(Task description) Arrange the data below as a JSON list of strings, one per line with blank lines omitted, from the very first line through the line that contains "493, 301, 507]", including both ends.

(Recorded information)
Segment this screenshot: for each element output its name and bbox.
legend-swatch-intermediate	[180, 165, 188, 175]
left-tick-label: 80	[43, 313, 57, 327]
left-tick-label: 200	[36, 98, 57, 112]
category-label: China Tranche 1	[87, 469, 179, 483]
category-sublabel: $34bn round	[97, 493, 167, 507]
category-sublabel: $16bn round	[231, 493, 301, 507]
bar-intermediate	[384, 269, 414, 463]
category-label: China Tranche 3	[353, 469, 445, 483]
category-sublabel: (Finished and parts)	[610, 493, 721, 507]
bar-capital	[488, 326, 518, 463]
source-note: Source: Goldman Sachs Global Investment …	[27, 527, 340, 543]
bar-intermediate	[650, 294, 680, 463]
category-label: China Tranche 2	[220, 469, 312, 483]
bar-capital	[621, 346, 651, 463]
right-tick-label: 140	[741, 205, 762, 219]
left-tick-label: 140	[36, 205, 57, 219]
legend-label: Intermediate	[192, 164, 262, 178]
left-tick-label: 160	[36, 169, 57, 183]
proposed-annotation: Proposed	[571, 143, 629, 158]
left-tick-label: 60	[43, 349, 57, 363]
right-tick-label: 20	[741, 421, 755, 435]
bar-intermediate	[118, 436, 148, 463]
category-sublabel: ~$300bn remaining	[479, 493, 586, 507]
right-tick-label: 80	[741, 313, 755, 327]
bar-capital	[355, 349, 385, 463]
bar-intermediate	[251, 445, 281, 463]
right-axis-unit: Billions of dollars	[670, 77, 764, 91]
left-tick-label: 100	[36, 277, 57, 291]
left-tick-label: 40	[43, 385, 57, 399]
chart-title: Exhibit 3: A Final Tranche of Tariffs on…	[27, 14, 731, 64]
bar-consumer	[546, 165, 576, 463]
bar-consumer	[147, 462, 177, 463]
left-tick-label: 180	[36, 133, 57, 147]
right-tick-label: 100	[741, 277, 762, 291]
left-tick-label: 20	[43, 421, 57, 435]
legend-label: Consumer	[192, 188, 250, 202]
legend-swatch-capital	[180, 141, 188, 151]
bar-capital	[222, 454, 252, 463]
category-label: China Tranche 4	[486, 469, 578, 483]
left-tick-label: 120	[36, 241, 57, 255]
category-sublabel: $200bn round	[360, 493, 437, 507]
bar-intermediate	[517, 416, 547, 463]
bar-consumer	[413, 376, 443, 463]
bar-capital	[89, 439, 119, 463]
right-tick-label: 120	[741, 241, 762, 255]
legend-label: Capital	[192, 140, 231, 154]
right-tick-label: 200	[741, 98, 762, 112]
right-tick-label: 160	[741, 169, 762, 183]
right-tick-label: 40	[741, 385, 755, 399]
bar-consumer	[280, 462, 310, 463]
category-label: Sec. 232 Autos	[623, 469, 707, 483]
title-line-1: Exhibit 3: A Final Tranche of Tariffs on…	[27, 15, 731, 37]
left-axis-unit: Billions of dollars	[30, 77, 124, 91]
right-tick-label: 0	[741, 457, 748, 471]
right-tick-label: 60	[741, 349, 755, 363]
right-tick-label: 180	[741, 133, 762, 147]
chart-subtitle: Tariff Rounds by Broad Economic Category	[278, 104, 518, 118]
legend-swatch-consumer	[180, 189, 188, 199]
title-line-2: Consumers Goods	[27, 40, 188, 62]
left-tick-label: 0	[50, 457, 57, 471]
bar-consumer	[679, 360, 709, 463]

(Response to the exercise)
[
  "Segment this screenshot: for each element output its name and bbox.",
  "legend-swatch-intermediate\t[180, 165, 188, 175]",
  "left-tick-label: 80\t[43, 313, 57, 327]",
  "left-tick-label: 200\t[36, 98, 57, 112]",
  "category-label: China Tranche 1\t[87, 469, 179, 483]",
  "category-sublabel: $34bn round\t[97, 493, 167, 507]",
  "category-sublabel: $16bn round\t[231, 493, 301, 507]"
]